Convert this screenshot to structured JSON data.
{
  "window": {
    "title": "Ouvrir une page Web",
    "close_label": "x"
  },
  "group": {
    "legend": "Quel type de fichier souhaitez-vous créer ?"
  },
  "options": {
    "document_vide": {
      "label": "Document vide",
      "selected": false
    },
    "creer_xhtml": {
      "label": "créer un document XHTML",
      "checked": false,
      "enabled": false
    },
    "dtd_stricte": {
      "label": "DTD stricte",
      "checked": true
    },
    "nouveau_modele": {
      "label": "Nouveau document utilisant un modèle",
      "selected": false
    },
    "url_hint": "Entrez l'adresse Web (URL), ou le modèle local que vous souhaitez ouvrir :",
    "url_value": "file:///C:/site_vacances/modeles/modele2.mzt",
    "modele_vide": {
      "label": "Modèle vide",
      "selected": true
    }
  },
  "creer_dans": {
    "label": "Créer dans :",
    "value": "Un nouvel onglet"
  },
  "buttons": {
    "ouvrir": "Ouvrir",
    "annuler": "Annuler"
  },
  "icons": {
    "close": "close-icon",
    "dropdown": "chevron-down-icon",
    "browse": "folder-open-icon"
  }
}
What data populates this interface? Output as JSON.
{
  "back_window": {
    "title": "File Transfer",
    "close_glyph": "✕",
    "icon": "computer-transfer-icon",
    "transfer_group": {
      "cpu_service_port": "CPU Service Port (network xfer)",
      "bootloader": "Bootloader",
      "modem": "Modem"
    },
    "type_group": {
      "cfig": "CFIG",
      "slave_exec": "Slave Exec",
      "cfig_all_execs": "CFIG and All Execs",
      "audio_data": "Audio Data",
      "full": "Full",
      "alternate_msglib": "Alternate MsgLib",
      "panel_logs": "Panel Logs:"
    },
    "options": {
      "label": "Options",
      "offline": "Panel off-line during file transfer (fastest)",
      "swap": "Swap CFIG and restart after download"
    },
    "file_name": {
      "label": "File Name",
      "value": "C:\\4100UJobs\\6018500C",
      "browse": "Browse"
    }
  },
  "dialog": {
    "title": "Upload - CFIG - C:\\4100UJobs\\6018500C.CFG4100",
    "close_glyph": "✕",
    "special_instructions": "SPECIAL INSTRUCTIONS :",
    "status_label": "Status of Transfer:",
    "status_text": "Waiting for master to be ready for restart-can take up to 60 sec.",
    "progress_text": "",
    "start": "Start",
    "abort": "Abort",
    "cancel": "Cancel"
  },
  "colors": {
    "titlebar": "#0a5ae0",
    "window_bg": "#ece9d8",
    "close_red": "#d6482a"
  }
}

===============

Extract the lines above from the one containing "What data populates" to the last line, both included, exactly as written.

RESULT BELOW
What data populates this interface? Output as JSON.
{
  "back_window": {
    "title": "File Transfer",
    "close_glyph": "✕",
    "icon": "computer-transfer-icon",
    "transfer_group": {
      "cpu_service_port": "CPU Service Port (network xfer)",
      "bootloader": "Bootloader",
      "modem": "Modem"
    },
    "type_group": {
      "cfig": "CFIG",
      "slave_exec": "Slave Exec",
      "cfig_all_execs": "CFIG and All Execs",
      "audio_data": "Audio Data",
      "full": "Full",
      "alternate_msglib": "Alternate MsgLib",
      "panel_logs": "Panel Logs:"
    },
    "options": {
      "label": "Options",
      "offline": "Panel off-line during file transfer (fastest)",
      "swap": "Swap CFIG and restart after download"
    },
    "file_name": {
      "label": "File Name",
      "value": "C:\\4100UJobs\\6018500C",
      "browse": "Browse"
    }
  },
  "dialog": {
    "title": "Upload - CFIG - C:\\4100UJobs\\6018500C.CFG4100",
    "close_glyph": "✕",
    "special_instructions": "SPECIAL INSTRUCTIONS :",
    "status_label": "Status of Transfer:",
    "status_text": "Waiting for master to be ready for restart-can take up to 60 sec.",
    "progress_text": "",
    "start": "Start",
    "abort": "Abort",
    "cancel": "Cancel"
  },
  "colors": {
    "titlebar": "#0a5ae0",
    "window_bg": "#ece9d8",
    "close_red": "#d6482a"
  }
}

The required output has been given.